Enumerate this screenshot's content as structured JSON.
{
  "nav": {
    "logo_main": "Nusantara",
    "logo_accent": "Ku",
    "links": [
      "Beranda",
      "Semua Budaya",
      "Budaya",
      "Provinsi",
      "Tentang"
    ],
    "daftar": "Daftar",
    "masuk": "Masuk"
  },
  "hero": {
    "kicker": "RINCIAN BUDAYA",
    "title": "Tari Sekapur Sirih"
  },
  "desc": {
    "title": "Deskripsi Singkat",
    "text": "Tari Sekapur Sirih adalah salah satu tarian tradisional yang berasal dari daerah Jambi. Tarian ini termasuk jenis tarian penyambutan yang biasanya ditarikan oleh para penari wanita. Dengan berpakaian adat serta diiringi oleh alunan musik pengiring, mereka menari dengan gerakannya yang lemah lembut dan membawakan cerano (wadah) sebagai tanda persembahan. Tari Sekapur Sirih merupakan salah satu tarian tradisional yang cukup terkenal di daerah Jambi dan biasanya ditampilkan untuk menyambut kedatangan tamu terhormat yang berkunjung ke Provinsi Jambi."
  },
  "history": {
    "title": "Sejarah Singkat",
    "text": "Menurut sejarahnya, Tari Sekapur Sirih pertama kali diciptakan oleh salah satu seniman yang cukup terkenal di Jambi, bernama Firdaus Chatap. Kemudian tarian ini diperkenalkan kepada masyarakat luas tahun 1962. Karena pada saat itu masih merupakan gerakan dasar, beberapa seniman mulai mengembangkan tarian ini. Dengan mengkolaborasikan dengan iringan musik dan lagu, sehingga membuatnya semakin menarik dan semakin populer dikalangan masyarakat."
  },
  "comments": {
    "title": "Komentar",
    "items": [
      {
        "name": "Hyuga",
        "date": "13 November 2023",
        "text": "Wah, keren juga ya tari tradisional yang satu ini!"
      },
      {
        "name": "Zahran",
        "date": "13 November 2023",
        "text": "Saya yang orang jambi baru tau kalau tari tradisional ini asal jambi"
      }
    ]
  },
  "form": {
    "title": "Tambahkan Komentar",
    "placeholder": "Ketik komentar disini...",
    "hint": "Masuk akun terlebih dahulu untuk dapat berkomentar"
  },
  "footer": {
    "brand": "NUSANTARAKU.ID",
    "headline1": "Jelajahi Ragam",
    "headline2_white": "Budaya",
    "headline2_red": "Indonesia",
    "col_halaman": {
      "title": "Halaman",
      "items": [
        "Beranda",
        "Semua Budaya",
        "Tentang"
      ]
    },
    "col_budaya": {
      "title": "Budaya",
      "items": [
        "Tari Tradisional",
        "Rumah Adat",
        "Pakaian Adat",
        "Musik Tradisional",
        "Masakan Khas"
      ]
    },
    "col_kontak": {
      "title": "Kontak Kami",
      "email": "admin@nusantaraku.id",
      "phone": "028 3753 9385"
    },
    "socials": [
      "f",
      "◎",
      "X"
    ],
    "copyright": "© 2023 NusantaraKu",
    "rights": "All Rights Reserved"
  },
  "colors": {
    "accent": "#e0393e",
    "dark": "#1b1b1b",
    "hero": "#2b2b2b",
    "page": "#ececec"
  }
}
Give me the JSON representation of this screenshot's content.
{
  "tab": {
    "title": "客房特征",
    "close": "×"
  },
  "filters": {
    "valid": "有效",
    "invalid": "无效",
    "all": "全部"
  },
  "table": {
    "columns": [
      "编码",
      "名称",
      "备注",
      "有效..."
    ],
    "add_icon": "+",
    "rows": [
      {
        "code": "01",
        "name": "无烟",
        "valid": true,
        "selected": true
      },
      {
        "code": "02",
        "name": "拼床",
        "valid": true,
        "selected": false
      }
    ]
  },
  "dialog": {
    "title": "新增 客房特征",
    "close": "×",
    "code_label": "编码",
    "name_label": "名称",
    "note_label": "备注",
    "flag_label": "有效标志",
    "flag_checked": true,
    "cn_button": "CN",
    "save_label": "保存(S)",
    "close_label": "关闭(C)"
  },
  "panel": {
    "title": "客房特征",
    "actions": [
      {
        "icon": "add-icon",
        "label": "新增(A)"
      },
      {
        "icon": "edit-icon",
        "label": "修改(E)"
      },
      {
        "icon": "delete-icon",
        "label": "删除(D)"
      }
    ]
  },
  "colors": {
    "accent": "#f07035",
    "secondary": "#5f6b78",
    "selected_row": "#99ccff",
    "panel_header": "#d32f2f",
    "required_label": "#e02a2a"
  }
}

::::::::

Locate the lines above that contain "title" and copy them.

    "title": "Tari Sekapur Sirih"
    "title": "Deskripsi Singkat",
    "title": "Sejarah Singkat",
    "title": "Komentar",
    "title": "Tambahkan Komentar",
      "title": "Halaman",
      "title": "Budaya",
      "title": "Kontak Kami",
    "title": "客房特征",
    "title": "新增 客房特征",
    "title": "客房特征",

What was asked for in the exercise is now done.